Task goal: Look through the listing below and give the number of lines that hold "letter". Say nothing more.

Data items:
----------------------------------------
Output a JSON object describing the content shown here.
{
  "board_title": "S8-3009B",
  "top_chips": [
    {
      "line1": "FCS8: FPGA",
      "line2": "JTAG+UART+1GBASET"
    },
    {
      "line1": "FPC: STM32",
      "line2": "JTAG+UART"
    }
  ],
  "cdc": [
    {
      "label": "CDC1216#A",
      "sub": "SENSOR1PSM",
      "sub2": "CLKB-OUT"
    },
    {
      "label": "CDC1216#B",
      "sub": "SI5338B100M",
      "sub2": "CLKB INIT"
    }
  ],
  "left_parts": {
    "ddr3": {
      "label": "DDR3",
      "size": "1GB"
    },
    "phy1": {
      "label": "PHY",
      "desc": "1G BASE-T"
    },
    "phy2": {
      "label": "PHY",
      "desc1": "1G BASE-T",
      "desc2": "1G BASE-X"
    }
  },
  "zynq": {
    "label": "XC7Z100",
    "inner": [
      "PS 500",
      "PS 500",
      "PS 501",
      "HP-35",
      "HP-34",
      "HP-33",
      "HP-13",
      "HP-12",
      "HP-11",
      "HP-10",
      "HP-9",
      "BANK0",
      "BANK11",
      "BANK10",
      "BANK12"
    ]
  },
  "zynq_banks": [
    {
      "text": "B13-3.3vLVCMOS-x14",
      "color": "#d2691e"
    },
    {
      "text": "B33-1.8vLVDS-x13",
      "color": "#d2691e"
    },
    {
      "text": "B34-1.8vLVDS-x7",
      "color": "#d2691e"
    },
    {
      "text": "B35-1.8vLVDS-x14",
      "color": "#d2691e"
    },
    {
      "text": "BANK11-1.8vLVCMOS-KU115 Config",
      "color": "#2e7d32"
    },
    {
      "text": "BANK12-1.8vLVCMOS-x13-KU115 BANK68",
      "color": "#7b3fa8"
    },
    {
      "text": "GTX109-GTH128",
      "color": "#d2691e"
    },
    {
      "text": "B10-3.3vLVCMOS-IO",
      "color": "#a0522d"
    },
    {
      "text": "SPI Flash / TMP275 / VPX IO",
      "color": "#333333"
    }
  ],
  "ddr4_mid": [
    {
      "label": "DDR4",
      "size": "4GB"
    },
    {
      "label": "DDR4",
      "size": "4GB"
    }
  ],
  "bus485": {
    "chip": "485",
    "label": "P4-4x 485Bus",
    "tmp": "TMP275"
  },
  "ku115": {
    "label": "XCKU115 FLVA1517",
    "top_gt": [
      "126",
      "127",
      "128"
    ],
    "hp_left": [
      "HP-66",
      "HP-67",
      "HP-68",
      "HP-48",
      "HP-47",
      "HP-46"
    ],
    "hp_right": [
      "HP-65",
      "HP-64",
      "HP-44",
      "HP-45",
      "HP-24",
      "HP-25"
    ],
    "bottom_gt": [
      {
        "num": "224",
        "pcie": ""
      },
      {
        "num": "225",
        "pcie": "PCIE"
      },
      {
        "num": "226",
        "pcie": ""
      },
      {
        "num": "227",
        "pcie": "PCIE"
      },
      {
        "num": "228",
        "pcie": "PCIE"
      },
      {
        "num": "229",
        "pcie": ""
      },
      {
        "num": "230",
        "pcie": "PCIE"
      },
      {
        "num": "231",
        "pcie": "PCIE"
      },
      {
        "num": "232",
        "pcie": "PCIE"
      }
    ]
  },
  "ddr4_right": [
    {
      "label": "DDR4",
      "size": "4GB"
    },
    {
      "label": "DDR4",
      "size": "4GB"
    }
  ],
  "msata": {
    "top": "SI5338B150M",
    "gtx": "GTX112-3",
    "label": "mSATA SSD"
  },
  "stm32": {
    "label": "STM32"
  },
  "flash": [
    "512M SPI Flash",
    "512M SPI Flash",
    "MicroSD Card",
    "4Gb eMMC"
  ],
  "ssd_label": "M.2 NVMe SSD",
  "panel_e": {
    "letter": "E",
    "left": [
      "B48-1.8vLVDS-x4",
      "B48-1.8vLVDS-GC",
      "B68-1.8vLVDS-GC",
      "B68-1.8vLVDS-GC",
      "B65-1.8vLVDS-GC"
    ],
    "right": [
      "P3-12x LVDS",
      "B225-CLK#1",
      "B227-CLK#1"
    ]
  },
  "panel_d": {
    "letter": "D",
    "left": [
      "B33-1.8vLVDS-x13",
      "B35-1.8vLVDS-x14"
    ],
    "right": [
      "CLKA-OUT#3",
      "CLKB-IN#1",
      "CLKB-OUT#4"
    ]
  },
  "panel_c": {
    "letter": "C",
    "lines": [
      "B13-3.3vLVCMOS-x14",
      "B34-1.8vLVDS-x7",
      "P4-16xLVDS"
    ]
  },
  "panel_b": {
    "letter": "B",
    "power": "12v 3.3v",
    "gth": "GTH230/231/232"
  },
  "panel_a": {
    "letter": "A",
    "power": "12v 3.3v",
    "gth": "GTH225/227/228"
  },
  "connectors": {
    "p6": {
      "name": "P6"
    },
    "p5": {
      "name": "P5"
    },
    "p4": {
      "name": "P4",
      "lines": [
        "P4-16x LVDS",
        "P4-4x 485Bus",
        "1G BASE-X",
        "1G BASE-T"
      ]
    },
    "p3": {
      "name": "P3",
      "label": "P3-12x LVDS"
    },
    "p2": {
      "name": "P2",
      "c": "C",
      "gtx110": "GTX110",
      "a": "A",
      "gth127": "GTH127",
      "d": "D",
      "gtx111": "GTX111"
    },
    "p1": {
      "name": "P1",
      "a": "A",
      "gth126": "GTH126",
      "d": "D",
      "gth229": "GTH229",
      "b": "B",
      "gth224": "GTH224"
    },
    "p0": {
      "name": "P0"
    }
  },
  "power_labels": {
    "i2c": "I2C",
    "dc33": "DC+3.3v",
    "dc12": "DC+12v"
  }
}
----------------------------------------
Answer to the exercise: 5